• [Problem description] Note each line of the listing that contains the string "this", and copy it.

Entries from a visual dataset
-=-=-=-=-
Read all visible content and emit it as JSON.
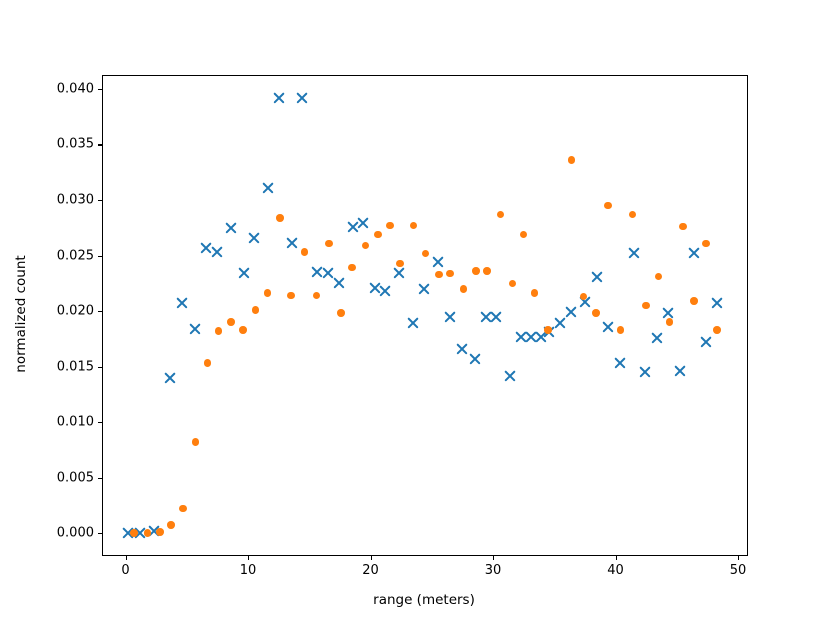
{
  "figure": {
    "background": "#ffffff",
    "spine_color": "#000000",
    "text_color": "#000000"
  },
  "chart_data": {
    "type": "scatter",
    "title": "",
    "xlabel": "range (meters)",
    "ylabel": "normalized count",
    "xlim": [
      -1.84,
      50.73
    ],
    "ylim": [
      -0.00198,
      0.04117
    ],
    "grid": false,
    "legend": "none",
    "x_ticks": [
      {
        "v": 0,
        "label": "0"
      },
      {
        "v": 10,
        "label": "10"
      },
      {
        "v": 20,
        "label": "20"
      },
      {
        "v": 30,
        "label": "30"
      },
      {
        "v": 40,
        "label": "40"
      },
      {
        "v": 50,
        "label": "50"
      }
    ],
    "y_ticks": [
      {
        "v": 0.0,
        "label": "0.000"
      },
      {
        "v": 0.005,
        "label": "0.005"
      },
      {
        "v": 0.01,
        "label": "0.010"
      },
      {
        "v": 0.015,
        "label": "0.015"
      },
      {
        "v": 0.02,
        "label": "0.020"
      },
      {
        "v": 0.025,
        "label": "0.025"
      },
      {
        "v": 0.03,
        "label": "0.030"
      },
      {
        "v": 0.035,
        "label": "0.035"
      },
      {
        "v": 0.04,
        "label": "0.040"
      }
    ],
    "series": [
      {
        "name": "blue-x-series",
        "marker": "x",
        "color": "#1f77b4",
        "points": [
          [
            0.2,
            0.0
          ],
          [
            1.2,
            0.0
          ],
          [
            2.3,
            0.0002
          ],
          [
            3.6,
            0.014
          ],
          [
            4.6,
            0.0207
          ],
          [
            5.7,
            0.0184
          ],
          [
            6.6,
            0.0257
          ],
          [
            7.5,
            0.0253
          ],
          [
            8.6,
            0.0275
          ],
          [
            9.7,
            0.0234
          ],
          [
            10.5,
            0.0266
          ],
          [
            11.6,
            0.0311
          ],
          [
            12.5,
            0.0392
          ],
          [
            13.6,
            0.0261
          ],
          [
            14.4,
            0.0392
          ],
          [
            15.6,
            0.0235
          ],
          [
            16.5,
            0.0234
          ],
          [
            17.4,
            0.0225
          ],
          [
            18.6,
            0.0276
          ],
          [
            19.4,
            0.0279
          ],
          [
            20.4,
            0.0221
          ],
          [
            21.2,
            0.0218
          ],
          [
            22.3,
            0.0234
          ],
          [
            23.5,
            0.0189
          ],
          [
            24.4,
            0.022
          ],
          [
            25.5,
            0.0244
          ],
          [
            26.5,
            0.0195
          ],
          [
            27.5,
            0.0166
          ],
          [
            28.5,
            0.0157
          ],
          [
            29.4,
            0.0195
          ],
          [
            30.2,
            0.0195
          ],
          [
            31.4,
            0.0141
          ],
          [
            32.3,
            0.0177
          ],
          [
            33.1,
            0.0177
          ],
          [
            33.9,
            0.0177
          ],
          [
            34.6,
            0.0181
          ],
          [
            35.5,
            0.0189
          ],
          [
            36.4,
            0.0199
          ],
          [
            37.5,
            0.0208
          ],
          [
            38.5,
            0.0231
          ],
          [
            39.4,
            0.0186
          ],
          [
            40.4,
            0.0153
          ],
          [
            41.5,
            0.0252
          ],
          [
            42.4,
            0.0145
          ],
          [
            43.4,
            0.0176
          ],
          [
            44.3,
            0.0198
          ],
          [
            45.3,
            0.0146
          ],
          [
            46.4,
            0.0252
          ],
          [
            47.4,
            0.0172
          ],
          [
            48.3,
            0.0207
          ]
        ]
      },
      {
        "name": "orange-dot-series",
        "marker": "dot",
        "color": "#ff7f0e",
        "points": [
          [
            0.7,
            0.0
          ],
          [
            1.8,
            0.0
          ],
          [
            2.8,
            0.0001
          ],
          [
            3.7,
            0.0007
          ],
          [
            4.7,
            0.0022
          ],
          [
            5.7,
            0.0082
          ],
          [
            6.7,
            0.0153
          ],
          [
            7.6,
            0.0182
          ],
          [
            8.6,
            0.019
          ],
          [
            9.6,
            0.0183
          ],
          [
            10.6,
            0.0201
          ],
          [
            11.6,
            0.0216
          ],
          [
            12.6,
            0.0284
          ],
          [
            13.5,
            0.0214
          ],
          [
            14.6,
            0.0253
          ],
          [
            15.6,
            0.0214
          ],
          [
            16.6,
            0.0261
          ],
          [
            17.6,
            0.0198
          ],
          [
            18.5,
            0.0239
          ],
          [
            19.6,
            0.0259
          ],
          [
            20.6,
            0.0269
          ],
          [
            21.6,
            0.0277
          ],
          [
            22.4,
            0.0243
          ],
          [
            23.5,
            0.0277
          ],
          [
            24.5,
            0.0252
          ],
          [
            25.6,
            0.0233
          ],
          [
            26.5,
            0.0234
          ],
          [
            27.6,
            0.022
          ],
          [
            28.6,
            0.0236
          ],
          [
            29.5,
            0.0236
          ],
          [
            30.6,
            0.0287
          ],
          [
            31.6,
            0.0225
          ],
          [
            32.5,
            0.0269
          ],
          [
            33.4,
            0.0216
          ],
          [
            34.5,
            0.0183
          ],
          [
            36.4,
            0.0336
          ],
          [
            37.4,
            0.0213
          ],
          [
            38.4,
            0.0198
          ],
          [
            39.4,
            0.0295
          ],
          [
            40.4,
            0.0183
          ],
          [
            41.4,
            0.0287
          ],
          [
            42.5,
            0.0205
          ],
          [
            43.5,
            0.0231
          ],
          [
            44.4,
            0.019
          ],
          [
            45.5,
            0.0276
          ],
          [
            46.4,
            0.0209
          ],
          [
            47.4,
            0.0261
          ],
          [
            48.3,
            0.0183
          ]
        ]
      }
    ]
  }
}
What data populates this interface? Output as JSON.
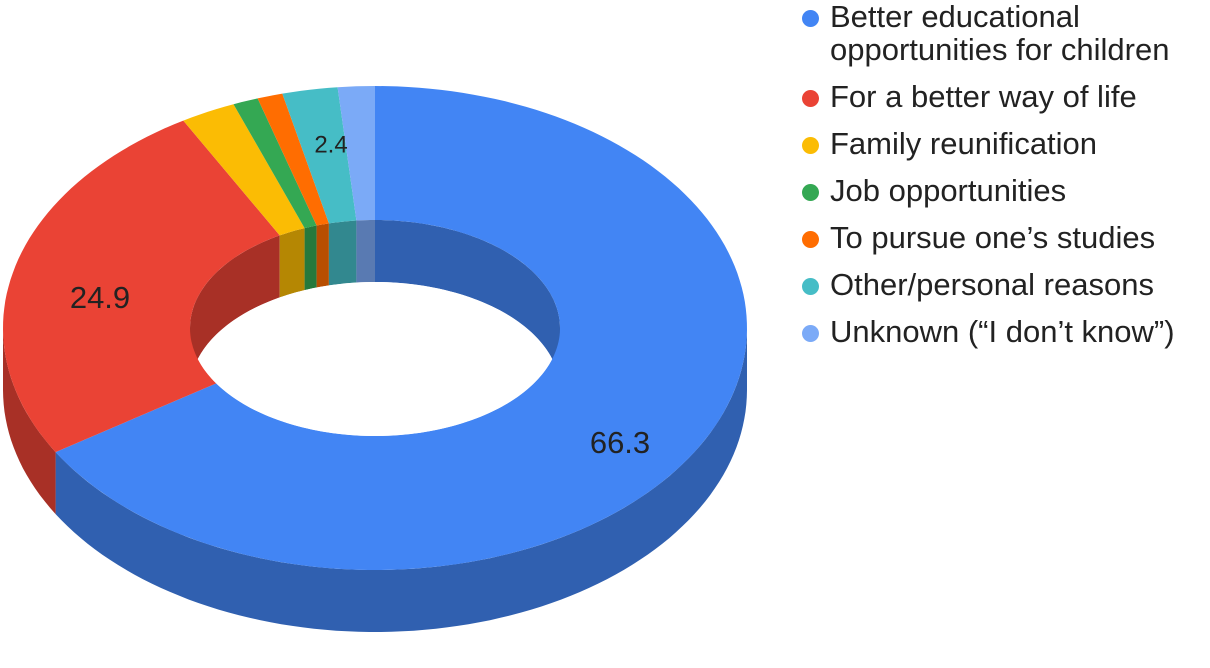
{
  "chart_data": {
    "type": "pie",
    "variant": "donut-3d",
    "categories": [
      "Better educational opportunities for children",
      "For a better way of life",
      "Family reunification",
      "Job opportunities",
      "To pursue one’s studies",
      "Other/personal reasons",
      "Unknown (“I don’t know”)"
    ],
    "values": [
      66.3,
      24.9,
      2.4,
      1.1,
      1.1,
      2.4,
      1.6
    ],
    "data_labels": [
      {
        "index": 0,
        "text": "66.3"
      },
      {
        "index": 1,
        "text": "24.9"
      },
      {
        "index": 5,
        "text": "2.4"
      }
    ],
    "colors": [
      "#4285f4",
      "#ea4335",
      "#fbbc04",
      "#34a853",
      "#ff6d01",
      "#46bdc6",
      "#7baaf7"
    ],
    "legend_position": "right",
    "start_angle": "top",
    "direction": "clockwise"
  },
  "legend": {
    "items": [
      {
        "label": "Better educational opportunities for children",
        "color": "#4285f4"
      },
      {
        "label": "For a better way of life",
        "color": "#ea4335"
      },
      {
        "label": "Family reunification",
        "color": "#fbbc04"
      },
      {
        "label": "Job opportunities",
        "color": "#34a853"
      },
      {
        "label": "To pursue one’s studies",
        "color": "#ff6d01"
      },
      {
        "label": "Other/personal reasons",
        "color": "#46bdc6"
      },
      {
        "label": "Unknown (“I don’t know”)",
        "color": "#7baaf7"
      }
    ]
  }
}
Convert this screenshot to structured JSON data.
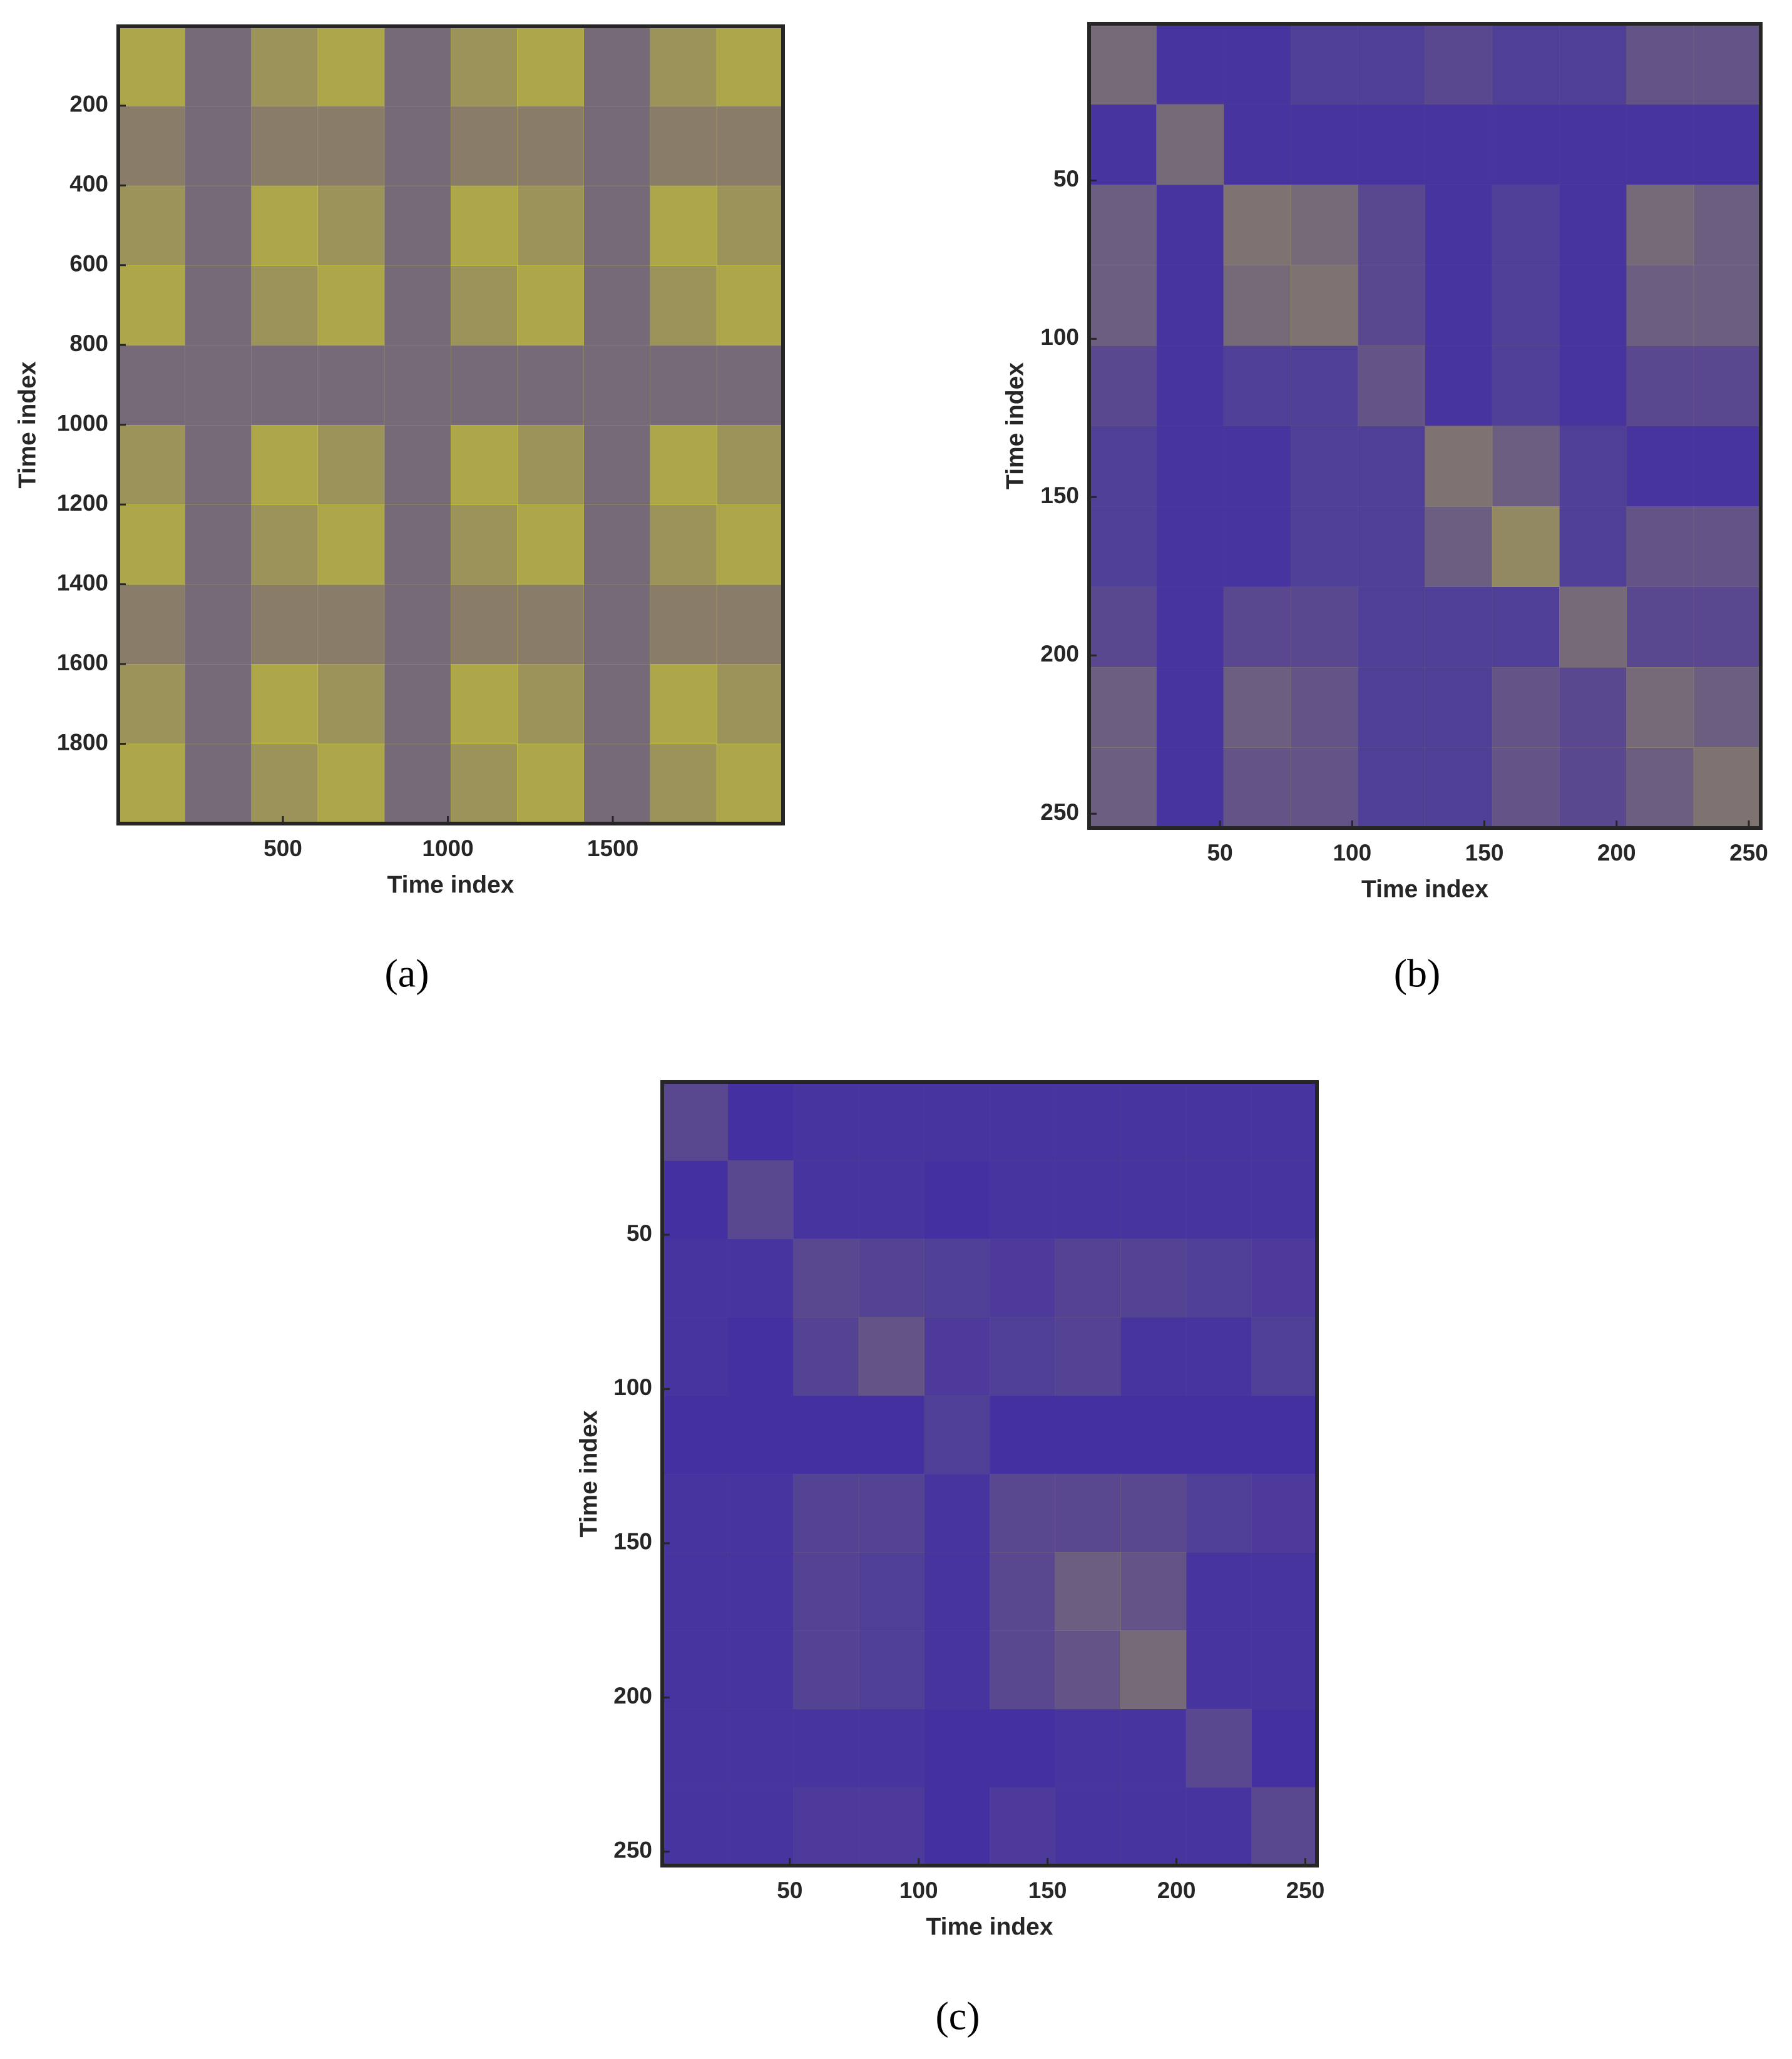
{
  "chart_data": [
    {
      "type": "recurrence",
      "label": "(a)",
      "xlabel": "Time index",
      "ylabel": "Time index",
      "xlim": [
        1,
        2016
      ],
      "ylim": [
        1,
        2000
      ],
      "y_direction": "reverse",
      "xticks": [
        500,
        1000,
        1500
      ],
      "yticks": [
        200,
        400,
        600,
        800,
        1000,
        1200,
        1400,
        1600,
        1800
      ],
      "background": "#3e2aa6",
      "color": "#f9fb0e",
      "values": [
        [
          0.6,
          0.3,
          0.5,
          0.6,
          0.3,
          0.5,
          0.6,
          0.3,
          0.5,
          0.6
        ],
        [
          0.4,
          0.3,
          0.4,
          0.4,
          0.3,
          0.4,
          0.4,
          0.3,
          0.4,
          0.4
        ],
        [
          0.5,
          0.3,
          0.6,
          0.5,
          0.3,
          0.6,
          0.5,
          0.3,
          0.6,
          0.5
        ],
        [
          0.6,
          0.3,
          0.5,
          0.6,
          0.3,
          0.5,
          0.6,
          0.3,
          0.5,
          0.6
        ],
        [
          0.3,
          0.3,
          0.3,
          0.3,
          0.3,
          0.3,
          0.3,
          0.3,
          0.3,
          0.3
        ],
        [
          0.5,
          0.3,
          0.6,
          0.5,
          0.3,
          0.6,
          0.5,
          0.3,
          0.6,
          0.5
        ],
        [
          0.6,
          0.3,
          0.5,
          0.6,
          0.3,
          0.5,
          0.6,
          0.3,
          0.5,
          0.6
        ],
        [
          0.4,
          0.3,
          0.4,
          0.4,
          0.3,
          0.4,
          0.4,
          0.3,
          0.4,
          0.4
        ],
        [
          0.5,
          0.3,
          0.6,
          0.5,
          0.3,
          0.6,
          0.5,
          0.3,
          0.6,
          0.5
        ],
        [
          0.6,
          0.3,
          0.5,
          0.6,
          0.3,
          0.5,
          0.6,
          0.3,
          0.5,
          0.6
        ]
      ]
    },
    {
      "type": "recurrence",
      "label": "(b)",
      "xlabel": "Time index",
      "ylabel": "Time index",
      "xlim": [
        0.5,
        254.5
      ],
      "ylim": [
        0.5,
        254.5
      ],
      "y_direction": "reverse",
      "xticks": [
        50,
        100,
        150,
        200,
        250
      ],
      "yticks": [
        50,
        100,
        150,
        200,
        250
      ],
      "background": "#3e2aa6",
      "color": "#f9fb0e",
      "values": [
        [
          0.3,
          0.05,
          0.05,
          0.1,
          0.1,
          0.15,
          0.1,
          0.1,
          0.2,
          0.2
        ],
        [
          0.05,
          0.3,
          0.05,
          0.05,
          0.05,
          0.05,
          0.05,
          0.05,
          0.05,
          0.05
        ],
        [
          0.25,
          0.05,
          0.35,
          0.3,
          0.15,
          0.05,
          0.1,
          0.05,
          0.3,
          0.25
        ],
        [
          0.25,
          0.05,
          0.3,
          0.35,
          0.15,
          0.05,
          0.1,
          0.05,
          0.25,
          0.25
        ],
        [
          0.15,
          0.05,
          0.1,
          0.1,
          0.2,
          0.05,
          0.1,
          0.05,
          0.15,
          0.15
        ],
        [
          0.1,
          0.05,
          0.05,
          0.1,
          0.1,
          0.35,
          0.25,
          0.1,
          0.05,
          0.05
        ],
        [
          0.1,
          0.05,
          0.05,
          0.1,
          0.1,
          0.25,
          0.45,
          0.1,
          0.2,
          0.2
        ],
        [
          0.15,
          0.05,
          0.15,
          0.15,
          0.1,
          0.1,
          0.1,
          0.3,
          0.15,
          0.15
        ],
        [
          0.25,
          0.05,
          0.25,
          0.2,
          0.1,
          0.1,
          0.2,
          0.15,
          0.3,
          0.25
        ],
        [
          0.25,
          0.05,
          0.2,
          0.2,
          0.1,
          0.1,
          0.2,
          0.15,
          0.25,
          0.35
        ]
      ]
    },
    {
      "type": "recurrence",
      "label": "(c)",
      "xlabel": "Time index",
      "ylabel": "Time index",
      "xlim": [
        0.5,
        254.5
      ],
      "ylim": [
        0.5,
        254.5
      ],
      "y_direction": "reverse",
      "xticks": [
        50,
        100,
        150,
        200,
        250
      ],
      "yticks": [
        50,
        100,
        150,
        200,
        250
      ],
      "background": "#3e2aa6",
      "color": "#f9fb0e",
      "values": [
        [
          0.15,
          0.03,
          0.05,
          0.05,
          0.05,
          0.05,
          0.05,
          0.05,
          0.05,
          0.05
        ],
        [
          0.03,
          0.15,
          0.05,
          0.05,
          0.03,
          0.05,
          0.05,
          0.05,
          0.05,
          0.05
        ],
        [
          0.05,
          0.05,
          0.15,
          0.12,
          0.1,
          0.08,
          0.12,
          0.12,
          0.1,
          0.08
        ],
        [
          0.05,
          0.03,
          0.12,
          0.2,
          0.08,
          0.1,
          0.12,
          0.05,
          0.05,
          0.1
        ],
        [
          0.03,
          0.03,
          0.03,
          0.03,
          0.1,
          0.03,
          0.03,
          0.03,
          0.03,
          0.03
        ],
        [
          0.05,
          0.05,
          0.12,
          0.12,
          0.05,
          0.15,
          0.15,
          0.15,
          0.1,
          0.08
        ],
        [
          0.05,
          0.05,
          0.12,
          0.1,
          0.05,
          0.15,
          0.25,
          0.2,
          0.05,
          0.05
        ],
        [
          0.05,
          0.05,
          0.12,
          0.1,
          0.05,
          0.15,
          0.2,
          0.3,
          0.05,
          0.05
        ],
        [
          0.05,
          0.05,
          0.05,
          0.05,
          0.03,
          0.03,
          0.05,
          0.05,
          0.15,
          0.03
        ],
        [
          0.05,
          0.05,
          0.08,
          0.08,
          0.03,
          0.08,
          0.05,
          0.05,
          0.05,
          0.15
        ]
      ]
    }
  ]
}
-=-=-=-=-
• [The completed task]
What data populates this interface? Output as JSON.
Convert this screenshot to structured JSON data.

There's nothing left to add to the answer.